EXTRACT TO READ

>> Start

The Most Underrated Background Job System in Node.js

Most engineers learn Kafka before they actually need Kafka.

That sentence sounds backwards, but it's the pattern I keep seeing. Teams reach for Kafka to solve problems that a database table and a worker process would have handled fine. I've watched teams introduce Kafka for PDF generation, email sending, invoice creation, Excel imports, and webhook retries — and six months later they're maintaining brokers, partitions, consumer groups, and rebalancing issues for workloads that never needed event streaming in the first place.

For a large category of backend workloads, a job scheduler like Agenda is the simpler, more practical choice. This post explains where Agenda fits, how it works internally, and how it differs from BullMQ and Kafka — and why those three aren't actually competing for the same job.

If you're newer to backend systems, the first two sections build the foundation. If you've shipped distributed systems before, skip ahead to Agenda vs Kafka — that's the part most people get wrong regardless of seniority.

The Problem: Everything Happening in the Request

Imagine a user confirms an invoice. The API needs to:

Save the invoice
Generate a PDF
Create an e-invoice
Call a government API
Generate an e-way bill
Send a notification email
Publish accounting entries

A naive implementation does all of this inside the request lifecycle:

User
  |
  v
POST /invoice
  |
  v
+--------------------+
| Save Invoice       |
| Generate PDF       |
| Generate E-Invoice |
| Generate E-Way Bill|
| Send Email         |
| Create Posting     |
+--------------------+
  |
  v
Response

The response now depends on every downstream system succeeding. If the government API takes 15 seconds, your user waits 15 seconds. If PDF generation fails, the entire request fails — even though the invoice itself was saved correctly. If email sending times out, you've turned a successful business transaction into an error page.

The problem here isn't invoice creation. It's coupling. The request thread is doing work that doesn't need to happen before the user gets a response.

Decoupling the Request

The fix is to do the minimum necessary work synchronously, and defer everything else:

User
  |
  v
POST /invoice
  |
  v
+----------------+
| Save Invoice   |
| Create Job     |
+----------------+
  |
  v
Response (~200ms)

The heavy work moves to a worker that runs independently of the request:

Worker
  |
  v
Pick Up Job
  |
  v
+---------------------+
| Generate PDF        |
| Generate E-Invoice  |
| Generate E-Way Bill |
| Send Email          |
+---------------------+

This is the point where most engineers reach for a queue. The question is which one — and that decision is usually made on reputation rather than fit.

>> End

EXERCISE
According to the post on background jobs in Node.js, what is the real problem with handling all the invoice work inside the request, if it isn't invoice creation?

EXTRACTED INFORMATION
>> Start

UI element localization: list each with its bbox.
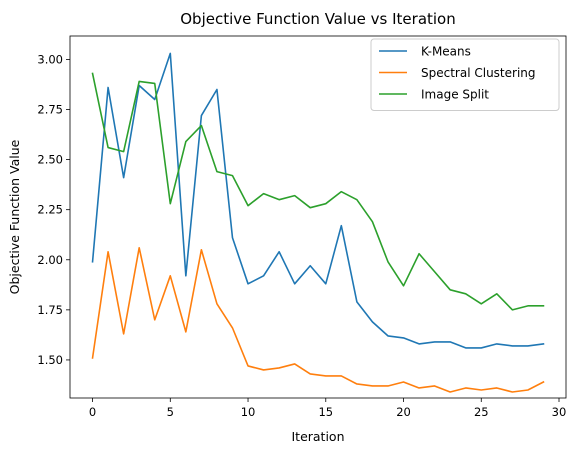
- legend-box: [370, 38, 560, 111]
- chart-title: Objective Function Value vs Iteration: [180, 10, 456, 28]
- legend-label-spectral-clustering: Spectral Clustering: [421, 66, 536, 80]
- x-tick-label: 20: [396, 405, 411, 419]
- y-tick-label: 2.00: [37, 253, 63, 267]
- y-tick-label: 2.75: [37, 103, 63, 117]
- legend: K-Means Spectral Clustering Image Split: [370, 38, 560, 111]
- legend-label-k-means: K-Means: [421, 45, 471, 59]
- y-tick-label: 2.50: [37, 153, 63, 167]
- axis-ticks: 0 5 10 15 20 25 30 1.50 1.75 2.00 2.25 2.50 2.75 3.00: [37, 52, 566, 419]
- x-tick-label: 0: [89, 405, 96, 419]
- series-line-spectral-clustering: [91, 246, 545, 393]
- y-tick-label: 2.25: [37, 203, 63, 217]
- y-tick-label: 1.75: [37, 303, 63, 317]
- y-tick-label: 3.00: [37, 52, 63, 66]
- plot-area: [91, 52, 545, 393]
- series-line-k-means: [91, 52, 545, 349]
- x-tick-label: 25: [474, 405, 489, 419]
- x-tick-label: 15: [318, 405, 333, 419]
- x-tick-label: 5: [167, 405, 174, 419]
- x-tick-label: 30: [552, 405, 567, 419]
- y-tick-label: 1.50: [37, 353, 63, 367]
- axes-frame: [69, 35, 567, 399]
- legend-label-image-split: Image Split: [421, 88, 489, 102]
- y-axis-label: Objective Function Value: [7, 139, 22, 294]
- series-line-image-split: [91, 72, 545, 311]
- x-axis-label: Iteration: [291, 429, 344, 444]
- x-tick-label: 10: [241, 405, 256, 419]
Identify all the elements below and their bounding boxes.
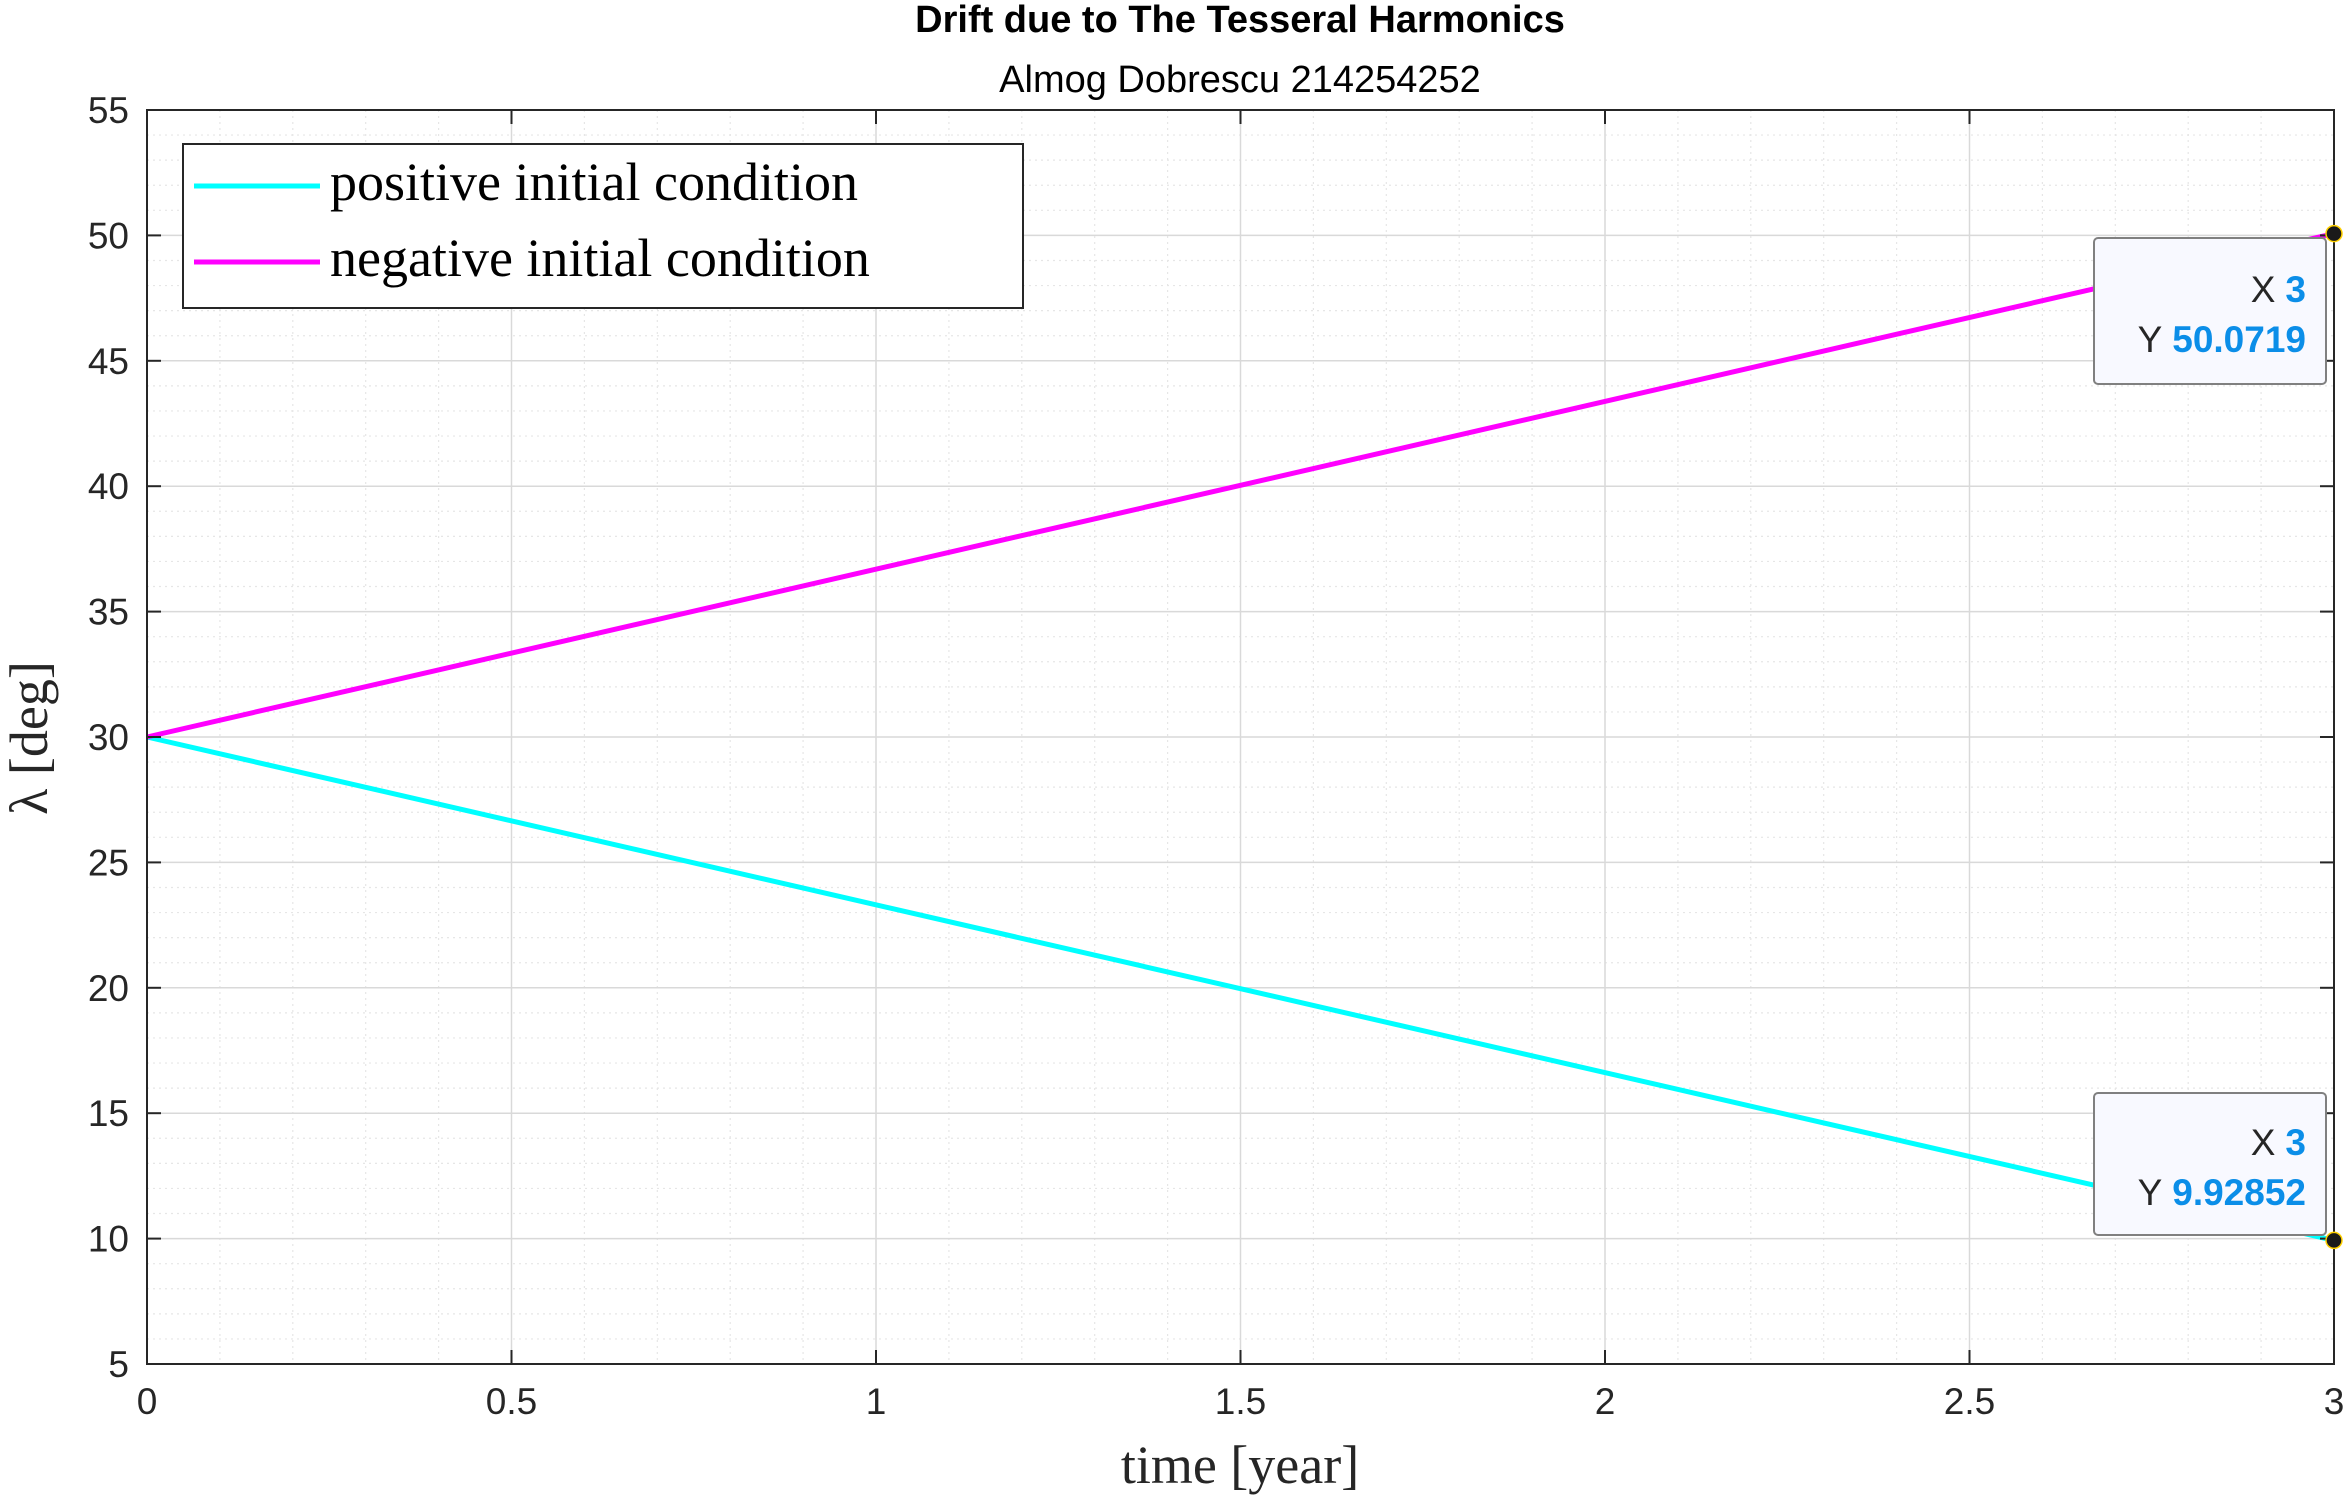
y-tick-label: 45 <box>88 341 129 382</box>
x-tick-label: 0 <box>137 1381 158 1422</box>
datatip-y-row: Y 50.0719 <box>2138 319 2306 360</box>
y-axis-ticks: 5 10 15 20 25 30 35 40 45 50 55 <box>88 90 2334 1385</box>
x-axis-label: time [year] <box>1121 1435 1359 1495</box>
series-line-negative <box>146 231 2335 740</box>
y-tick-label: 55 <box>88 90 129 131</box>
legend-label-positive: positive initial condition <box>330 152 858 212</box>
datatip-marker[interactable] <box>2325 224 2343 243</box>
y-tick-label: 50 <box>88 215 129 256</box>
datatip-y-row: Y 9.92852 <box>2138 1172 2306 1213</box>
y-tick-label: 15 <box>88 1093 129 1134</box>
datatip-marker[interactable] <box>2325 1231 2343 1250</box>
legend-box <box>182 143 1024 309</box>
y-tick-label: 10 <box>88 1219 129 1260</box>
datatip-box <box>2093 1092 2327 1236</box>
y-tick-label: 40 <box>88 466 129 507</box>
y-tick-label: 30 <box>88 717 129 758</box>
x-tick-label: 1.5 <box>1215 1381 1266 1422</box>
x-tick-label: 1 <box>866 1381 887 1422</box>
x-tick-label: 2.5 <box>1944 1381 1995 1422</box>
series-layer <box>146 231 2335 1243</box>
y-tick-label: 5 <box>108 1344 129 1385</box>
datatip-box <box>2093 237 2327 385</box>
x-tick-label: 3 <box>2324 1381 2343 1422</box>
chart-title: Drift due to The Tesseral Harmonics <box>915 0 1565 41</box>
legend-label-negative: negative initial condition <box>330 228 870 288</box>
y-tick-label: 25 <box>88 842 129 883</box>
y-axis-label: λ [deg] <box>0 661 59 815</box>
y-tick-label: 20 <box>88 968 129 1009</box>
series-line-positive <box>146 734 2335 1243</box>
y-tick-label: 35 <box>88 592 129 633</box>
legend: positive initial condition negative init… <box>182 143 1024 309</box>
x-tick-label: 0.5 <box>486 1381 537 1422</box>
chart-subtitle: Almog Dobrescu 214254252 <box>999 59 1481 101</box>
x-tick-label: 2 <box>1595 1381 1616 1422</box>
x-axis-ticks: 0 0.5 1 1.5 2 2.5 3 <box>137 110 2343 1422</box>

>> End

CORRECT ANSWER
Coupling.